Records for the exercise:
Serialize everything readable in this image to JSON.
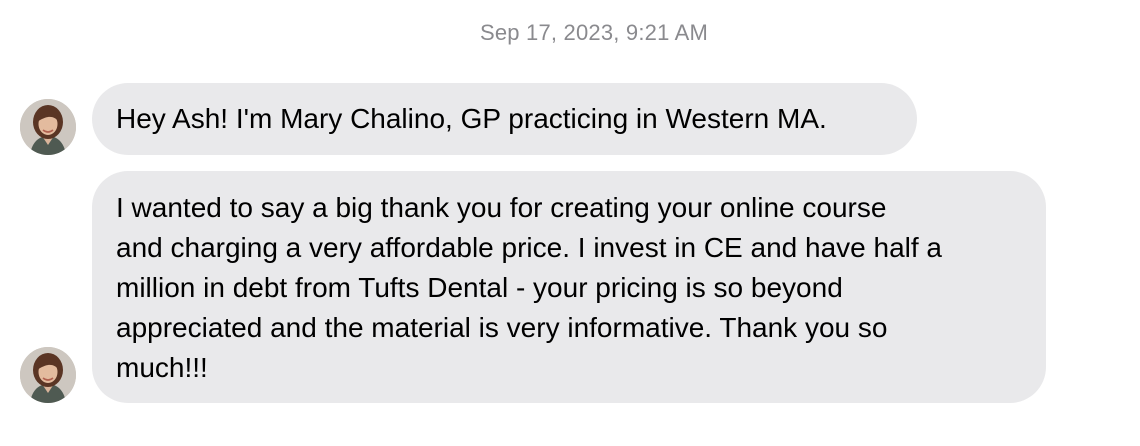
{
  "thread": {
    "timestamp": "Sep 17, 2023, 9:21 AM"
  },
  "messages": [
    {
      "sender_avatar": "contact-avatar",
      "text": "Hey Ash! I'm Mary Chalino, GP practicing in Western MA."
    },
    {
      "sender_avatar": "contact-avatar",
      "lines": [
        "I wanted to say a big thank you for creating your online course",
        "and charging a very affordable price. I invest in CE and have half a",
        "million in debt from Tufts Dental - your pricing is so beyond",
        "appreciated and the material is very informative. Thank you so",
        "much!!!"
      ]
    }
  ],
  "colors": {
    "incoming_bubble": "#e9e9eb",
    "timestamp_text": "#8a8a8e",
    "message_text": "#000000"
  }
}
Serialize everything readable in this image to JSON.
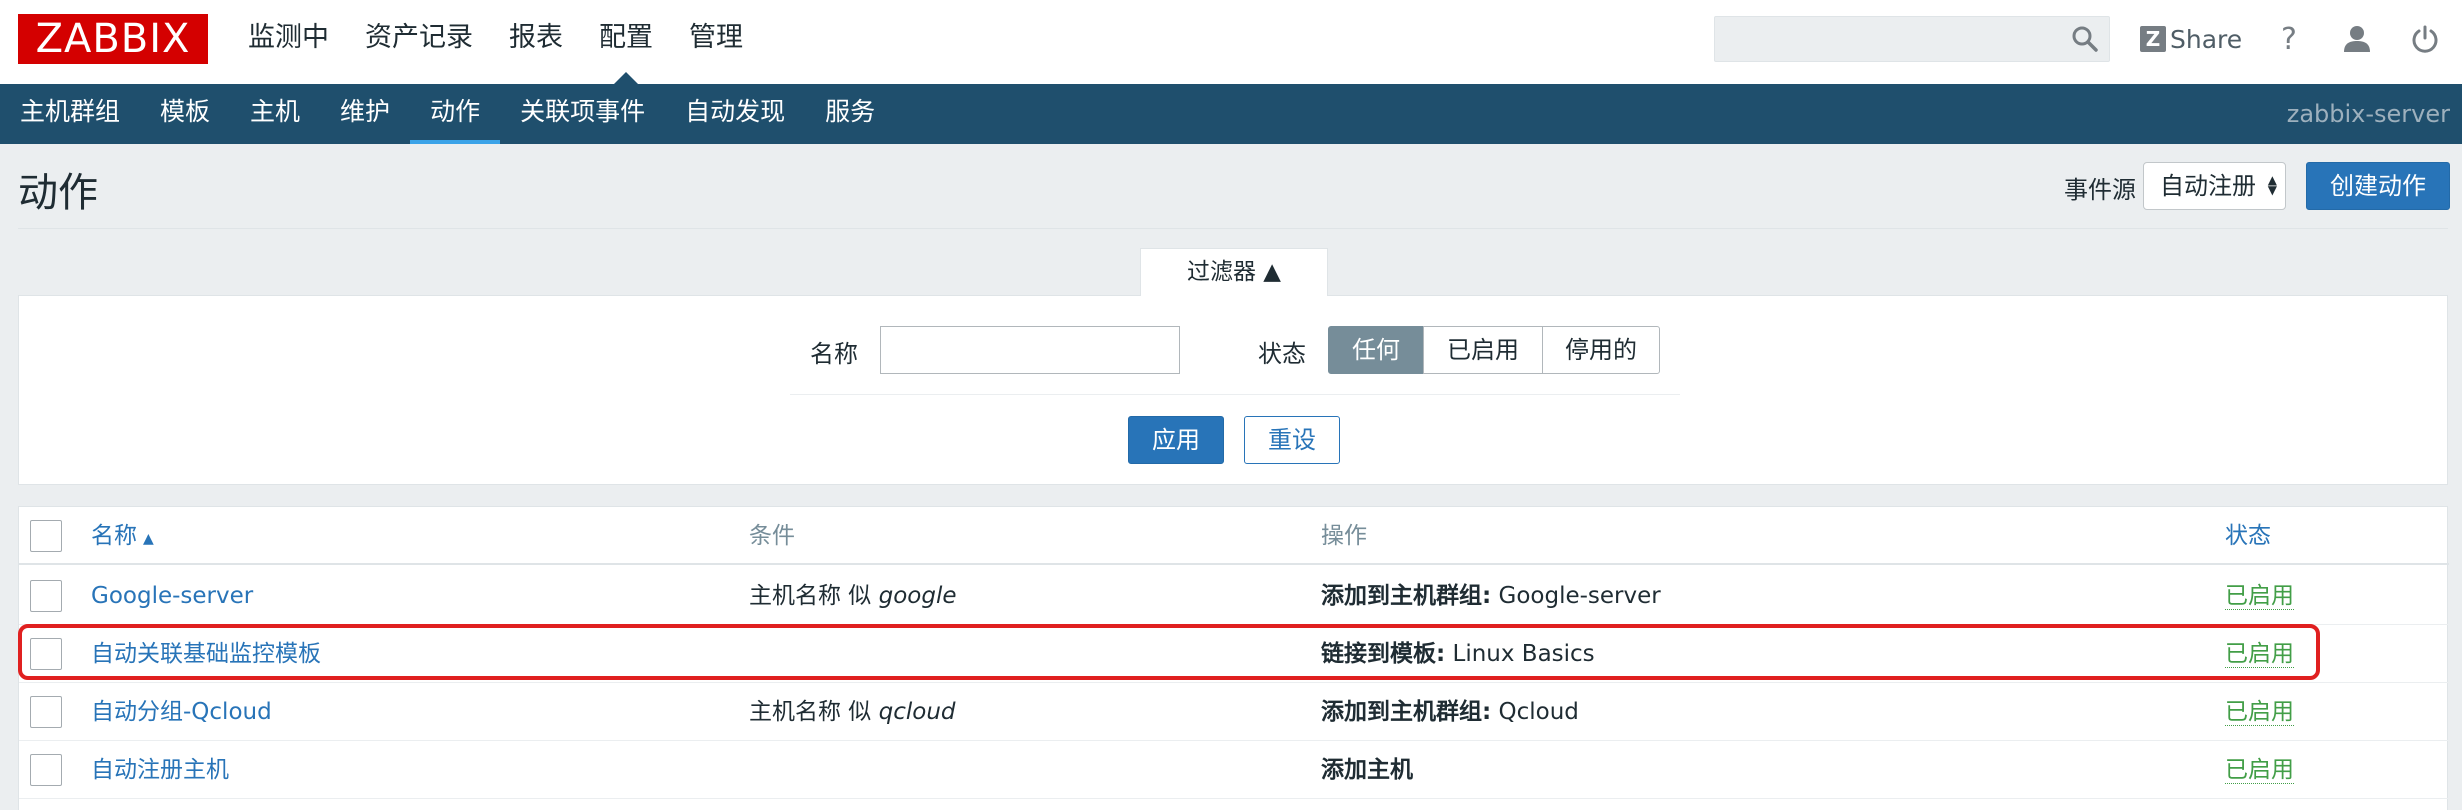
{
  "header": {
    "logo": "ZABBIX",
    "menu": [
      "监测中",
      "资产记录",
      "报表",
      "配置",
      "管理"
    ],
    "active_menu": "配置",
    "search": {
      "value": "",
      "placeholder": ""
    },
    "share_label": "Share",
    "share_icon_letter": "Z",
    "help_label": "?"
  },
  "subnav": {
    "items": [
      "主机群组",
      "模板",
      "主机",
      "维护",
      "动作",
      "关联项事件",
      "自动发现",
      "服务"
    ],
    "active": "动作",
    "server_name": "zabbix-server"
  },
  "page": {
    "title": "动作",
    "event_source_label": "事件源",
    "event_source_value": "自动注册",
    "create_button": "创建动作"
  },
  "filter": {
    "tab_label": "过滤器 ▲",
    "name_label": "名称",
    "name_value": "",
    "status_label": "状态",
    "status_options": [
      "任何",
      "已启用",
      "停用的"
    ],
    "status_selected": "任何",
    "apply_button": "应用",
    "reset_button": "重设"
  },
  "table": {
    "headers": {
      "name": "名称",
      "conditions": "条件",
      "operations": "操作",
      "status": "状态"
    },
    "sort_indicator": "▲",
    "rows": [
      {
        "name": "Google-server",
        "condition_prefix": "主机名称 似 ",
        "condition_value": "google",
        "operation_prefix": "添加到主机群组:",
        "operation_value": " Google-server",
        "status": "已启用"
      },
      {
        "name": "自动关联基础监控模板",
        "condition_prefix": "",
        "condition_value": "",
        "operation_prefix": "链接到模板:",
        "operation_value": " Linux Basics",
        "status": "已启用"
      },
      {
        "name": "自动分组-Qcloud",
        "condition_prefix": "主机名称 似 ",
        "condition_value": "qcloud",
        "operation_prefix": "添加到主机群组:",
        "operation_value": " Qcloud",
        "status": "已启用"
      },
      {
        "name": "自动注册主机",
        "condition_prefix": "",
        "condition_value": "",
        "operation_prefix": "添加主机",
        "operation_value": "",
        "status": "已启用"
      }
    ]
  },
  "colors": {
    "logo_red": "#d40000",
    "subnav_bg": "#1f4f6d",
    "accent_blue": "#2874b8",
    "status_green": "#429e47",
    "highlight_red": "#e02020"
  }
}
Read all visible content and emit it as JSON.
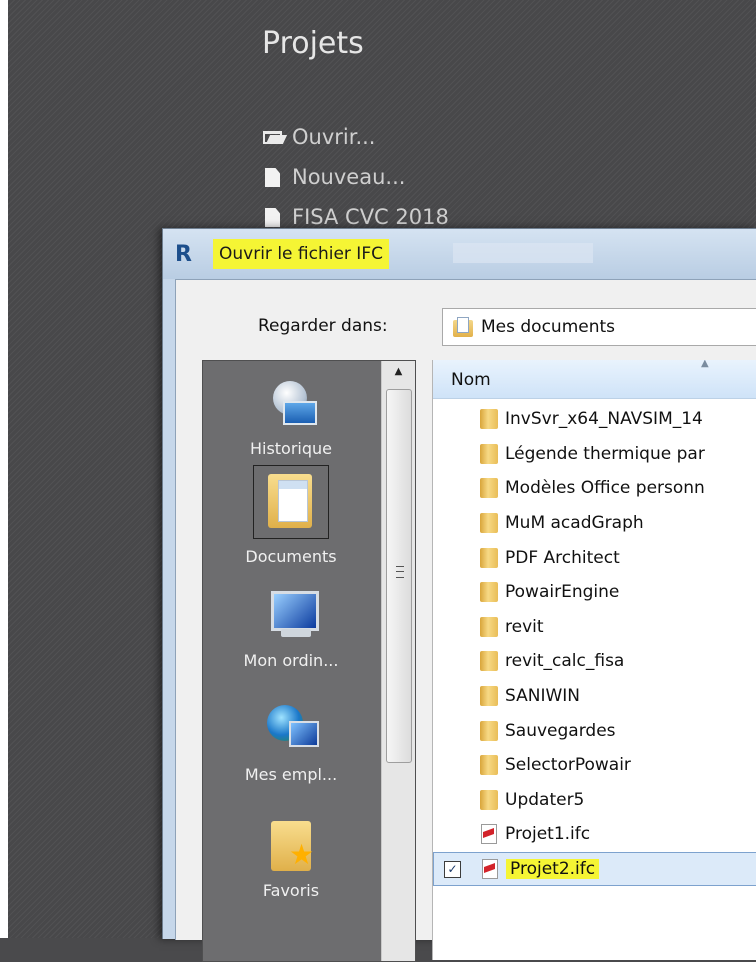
{
  "background_app": {
    "section_title": "Projets",
    "items": [
      {
        "label": "Ouvrir...",
        "icon": "open-folder-icon"
      },
      {
        "label": "Nouveau...",
        "icon": "page-icon"
      },
      {
        "label": "FISA CVC 2018",
        "icon": "page-icon"
      }
    ]
  },
  "dialog": {
    "app_icon_letter": "R",
    "title": "Ouvrir le fichier IFC",
    "look_in_label": "Regarder dans:",
    "look_in_value": "Mes documents",
    "places": [
      {
        "label": "Historique",
        "icon": "history-icon"
      },
      {
        "label": "Documents",
        "icon": "documents-icon"
      },
      {
        "label": "Mon ordin...",
        "icon": "computer-icon"
      },
      {
        "label": "Mes empl...",
        "icon": "network-places-icon"
      },
      {
        "label": "Favoris",
        "icon": "favorites-icon"
      }
    ],
    "column_header": "Nom",
    "files": [
      {
        "name": "InvSvr_x64_NAVSIM_14",
        "type": "folder"
      },
      {
        "name": "Légende thermique par",
        "type": "folder"
      },
      {
        "name": "Modèles Office personn",
        "type": "folder"
      },
      {
        "name": "MuM acadGraph",
        "type": "folder"
      },
      {
        "name": "PDF Architect",
        "type": "folder"
      },
      {
        "name": "PowairEngine",
        "type": "folder"
      },
      {
        "name": "revit",
        "type": "folder"
      },
      {
        "name": "revit_calc_fisa",
        "type": "folder"
      },
      {
        "name": "SANIWIN",
        "type": "folder"
      },
      {
        "name": "Sauvegardes",
        "type": "folder"
      },
      {
        "name": "SelectorPowair",
        "type": "folder"
      },
      {
        "name": "Updater5",
        "type": "folder"
      },
      {
        "name": "Projet1.ifc",
        "type": "ifc"
      },
      {
        "name": "Projet2.ifc",
        "type": "ifc",
        "selected": true,
        "checked": true,
        "check_mark": "✓"
      }
    ],
    "highlight_color": "#f5f534"
  }
}
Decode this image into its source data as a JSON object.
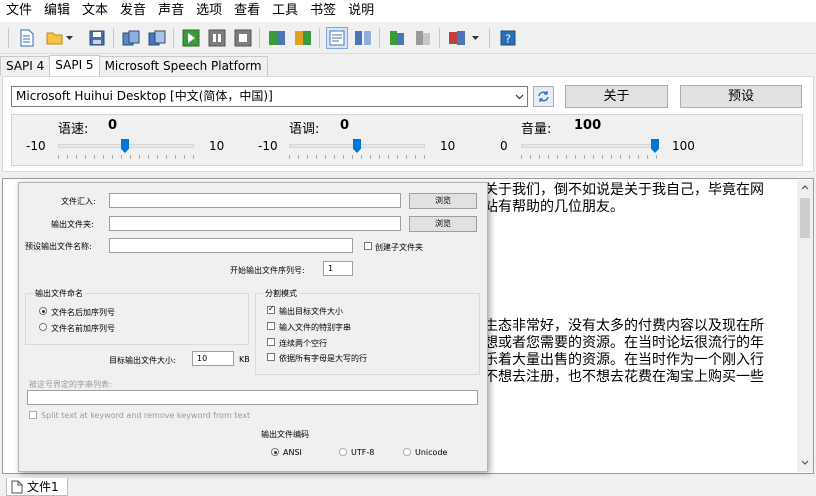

Written task:
Repeat all the records above exactly, leaving out any pictures.

Final result:
Serialize everything readable in this image to JSON.
{
  "thread": {
    "timestamp": "Sep 17, 2023, 9:21 AM"
  },
  "messages": [
    {
      "sender_avatar": "contact-avatar",
      "text": "Hey Ash! I'm Mary Chalino, GP practicing in Western MA."
    },
    {
      "sender_avatar": "contact-avatar",
      "lines": [
        "I wanted to say a big thank you for creating your online course",
        "and charging a very affordable price. I invest in CE and have half a",
        "million in debt from Tufts Dental - your pricing is so beyond",
        "appreciated and the material is very informative. Thank you so",
        "much!!!"
      ]
    }
  ],
  "colors": {
    "incoming_bubble": "#e9e9eb",
    "timestamp_text": "#8a8a8e",
    "message_text": "#000000"
  }
}
Serialize everything readable in this image to JSON.
{
  "header": {
    "logo": "ZABBIX",
    "menu": [
      "监测中",
      "资产记录",
      "报表",
      "配置",
      "管理"
    ],
    "active_menu": "配置",
    "search": {
      "value": "",
      "placeholder": ""
    },
    "share_label": "Share",
    "share_icon_letter": "Z",
    "help_label": "?"
  },
  "subnav": {
    "items": [
      "主机群组",
      "模板",
      "主机",
      "维护",
      "动作",
      "关联项事件",
      "自动发现",
      "服务"
    ],
    "active": "动作",
    "server_name": "zabbix-server"
  },
  "page": {
    "title": "动作",
    "event_source_label": "事件源",
    "event_source_value": "自动注册",
    "create_button": "创建动作"
  },
  "filter": {
    "tab_label": "过滤器 ▲",
    "name_label": "名称",
    "name_value": "",
    "status_label": "状态",
    "status_options": [
      "任何",
      "已启用",
      "停用的"
    ],
    "status_selected": "任何",
    "apply_button": "应用",
    "reset_button": "重设"
  },
  "table": {
    "headers": {
      "name": "名称",
      "conditions": "条件",
      "operations": "操作",
      "status": "状态"
    },
    "sort_indicator": "▲",
    "rows": [
      {
        "name": "Google-server",
        "condition_prefix": "主机名称 似 ",
        "condition_value": "google",
        "operation_prefix": "添加到主机群组:",
        "operation_value": " Google-server",
        "status": "已启用"
      },
      {
        "name": "自动关联基础监控模板",
        "condition_prefix": "",
        "condition_value": "",
        "operation_prefix": "链接到模板:",
        "operation_value": " Linux Basics",
        "status": "已启用"
      },
      {
        "name": "自动分组-Qcloud",
        "condition_prefix": "主机名称 似 ",
        "condition_value": "qcloud",
        "operation_prefix": "添加到主机群组:",
        "operation_value": " Qcloud",
        "status": "已启用"
      },
      {
        "name": "自动注册主机",
        "condition_prefix": "",
        "condition_value": "",
        "operation_prefix": "添加主机",
        "operation_value": "",
        "status": "已启用"
      }
    ]
  },
  "colors": {
    "logo_red": "#d40000",
    "subnav_bg": "#1f4f6d",
    "accent_blue": "#2874b8",
    "status_green": "#429e47",
    "highlight_red": "#e02020"
  }
}
Read all visible content and emit it as JSON.
{
  "background_app": {
    "section_title": "Projets",
    "items": [
      {
        "label": "Ouvrir...",
        "icon": "open-folder-icon"
      },
      {
        "label": "Nouveau...",
        "icon": "page-icon"
      },
      {
        "label": "FISA CVC 2018",
        "icon": "page-icon"
      }
    ]
  },
  "dialog": {
    "app_icon_letter": "R",
    "title": "Ouvrir le fichier IFC",
    "look_in_label": "Regarder dans:",
    "look_in_value": "Mes documents",
    "places": [
      {
        "label": "Historique",
        "icon": "history-icon"
      },
      {
        "label": "Documents",
        "icon": "documents-icon"
      },
      {
        "label": "Mon ordin...",
        "icon": "computer-icon"
      },
      {
        "label": "Mes empl...",
        "icon": "network-places-icon"
      },
      {
        "label": "Favoris",
        "icon": "favorites-icon"
      }
    ],
    "column_header": "Nom",
    "files": [
      {
        "name": "InvSvr_x64_NAVSIM_14",
        "type": "folder"
      },
      {
        "name": "Légende thermique par",
        "type": "folder"
      },
      {
        "name": "Modèles Office personn",
        "type": "folder"
      },
      {
        "name": "MuM acadGraph",
        "type": "folder"
      },
      {
        "name": "PDF Architect",
        "type": "folder"
      },
      {
        "name": "PowairEngine",
        "type": "folder"
      },
      {
        "name": "revit",
        "type": "folder"
      },
      {
        "name": "revit_calc_fisa",
        "type": "folder"
      },
      {
        "name": "SANIWIN",
        "type": "folder"
      },
      {
        "name": "Sauvegardes",
        "type": "folder"
      },
      {
        "name": "SelectorPowair",
        "type": "folder"
      },
      {
        "name": "Updater5",
        "type": "folder"
      },
      {
        "name": "Projet1.ifc",
        "type": "ifc"
      },
      {
        "name": "Projet2.ifc",
        "type": "ifc",
        "selected": true,
        "checked": true,
        "check_mark": "✓"
      }
    ],
    "highlight_color": "#f5f534"
  }
}
Decode this image into its source data as a JSON object.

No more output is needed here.